▶ [Given exercise]
Report the total number of lines that include the string "parts", without any other text.

▶ [Data excerpts]
[Start]
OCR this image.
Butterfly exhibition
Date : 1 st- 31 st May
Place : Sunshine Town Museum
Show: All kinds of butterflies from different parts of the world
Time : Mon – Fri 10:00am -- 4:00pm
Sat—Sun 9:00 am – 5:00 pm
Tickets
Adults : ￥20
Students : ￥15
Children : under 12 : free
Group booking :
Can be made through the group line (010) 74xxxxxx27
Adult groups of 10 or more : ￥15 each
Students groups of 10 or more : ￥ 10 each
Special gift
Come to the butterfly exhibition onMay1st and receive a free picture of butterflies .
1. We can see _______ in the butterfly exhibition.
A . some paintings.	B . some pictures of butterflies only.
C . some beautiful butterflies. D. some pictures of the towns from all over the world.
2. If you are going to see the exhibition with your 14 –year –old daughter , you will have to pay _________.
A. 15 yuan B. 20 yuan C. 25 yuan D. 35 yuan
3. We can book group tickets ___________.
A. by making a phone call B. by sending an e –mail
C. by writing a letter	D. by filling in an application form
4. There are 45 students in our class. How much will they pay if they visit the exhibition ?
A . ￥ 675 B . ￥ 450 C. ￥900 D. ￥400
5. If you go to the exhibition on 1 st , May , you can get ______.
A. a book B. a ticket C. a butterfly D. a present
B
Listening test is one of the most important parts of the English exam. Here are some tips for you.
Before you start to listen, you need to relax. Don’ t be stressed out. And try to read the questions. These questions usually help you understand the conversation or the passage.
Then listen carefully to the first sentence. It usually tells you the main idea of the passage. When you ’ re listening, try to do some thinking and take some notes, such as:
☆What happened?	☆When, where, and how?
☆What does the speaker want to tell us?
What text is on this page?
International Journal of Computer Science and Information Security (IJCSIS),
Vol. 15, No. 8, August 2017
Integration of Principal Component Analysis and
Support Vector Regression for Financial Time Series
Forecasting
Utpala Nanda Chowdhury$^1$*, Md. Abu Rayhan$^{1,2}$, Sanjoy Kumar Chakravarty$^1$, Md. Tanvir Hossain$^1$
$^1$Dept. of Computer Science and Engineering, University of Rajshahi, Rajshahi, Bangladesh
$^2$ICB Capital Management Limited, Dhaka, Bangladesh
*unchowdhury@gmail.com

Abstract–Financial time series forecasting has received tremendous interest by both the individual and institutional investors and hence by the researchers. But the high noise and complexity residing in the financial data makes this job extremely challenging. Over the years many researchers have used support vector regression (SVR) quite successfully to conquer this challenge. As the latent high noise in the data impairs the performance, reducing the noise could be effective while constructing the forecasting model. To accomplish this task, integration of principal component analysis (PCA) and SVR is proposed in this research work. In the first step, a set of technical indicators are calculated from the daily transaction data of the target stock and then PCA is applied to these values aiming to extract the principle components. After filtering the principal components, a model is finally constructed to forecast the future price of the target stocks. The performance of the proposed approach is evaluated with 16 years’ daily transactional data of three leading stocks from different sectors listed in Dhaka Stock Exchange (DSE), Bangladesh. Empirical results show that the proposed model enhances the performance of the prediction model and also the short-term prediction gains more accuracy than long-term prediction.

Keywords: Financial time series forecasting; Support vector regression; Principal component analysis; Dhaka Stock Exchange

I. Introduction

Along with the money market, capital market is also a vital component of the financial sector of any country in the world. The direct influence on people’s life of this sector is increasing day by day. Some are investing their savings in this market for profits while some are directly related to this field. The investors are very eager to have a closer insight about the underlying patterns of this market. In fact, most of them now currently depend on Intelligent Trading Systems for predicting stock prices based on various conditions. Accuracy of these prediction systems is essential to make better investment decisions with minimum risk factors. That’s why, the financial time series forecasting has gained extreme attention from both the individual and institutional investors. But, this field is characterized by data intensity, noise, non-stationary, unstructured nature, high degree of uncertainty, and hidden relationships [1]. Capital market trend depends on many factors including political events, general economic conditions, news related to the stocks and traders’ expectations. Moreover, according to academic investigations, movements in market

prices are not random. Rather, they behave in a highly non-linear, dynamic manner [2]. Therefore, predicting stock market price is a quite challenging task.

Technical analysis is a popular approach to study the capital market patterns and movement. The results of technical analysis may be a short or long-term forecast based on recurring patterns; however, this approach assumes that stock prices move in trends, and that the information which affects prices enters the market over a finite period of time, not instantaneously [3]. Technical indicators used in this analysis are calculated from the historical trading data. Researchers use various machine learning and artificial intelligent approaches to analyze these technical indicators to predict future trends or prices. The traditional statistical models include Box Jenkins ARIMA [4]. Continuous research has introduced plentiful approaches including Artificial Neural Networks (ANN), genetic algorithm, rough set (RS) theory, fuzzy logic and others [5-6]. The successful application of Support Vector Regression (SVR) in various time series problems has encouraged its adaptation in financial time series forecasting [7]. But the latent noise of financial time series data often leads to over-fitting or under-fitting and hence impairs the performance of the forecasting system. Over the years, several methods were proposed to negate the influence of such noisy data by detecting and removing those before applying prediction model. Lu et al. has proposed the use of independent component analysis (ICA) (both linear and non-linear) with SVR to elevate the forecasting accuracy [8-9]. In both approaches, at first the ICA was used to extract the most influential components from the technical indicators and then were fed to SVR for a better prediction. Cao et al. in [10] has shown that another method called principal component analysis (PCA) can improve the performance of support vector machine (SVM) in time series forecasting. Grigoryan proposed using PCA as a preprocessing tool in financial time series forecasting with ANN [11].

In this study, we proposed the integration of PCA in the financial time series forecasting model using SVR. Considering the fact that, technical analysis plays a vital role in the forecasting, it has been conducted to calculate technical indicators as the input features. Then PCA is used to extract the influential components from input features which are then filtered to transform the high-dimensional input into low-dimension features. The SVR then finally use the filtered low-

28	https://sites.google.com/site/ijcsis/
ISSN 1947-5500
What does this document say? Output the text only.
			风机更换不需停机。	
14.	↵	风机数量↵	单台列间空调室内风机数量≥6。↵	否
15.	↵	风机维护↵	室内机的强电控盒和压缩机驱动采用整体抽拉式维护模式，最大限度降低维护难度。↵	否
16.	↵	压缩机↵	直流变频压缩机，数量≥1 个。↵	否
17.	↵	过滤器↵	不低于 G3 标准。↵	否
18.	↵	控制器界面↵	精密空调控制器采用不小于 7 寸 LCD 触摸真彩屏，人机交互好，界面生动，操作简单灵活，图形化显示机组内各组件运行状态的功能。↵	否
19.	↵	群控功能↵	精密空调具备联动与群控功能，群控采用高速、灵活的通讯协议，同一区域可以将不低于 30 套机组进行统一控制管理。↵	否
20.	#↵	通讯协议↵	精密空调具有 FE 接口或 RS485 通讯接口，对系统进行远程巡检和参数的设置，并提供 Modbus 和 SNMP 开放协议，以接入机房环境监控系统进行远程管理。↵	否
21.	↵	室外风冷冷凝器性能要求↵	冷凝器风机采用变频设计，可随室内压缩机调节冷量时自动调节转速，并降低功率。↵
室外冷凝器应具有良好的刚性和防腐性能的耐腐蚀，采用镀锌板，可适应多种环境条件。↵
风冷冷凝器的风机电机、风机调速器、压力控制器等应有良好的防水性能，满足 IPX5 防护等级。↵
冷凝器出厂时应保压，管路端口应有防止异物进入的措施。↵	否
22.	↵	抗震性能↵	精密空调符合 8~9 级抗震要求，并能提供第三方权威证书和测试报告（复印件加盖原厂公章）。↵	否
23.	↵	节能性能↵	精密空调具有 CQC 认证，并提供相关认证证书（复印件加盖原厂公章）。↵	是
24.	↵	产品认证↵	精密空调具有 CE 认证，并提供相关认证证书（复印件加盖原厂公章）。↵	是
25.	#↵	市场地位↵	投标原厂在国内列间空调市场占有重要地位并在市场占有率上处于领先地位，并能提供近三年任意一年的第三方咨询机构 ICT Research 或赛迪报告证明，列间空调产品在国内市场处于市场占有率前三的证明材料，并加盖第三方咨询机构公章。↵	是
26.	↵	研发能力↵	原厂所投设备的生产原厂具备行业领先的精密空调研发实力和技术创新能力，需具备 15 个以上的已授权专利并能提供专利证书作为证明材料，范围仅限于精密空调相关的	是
[End]
▶ [Full output]
2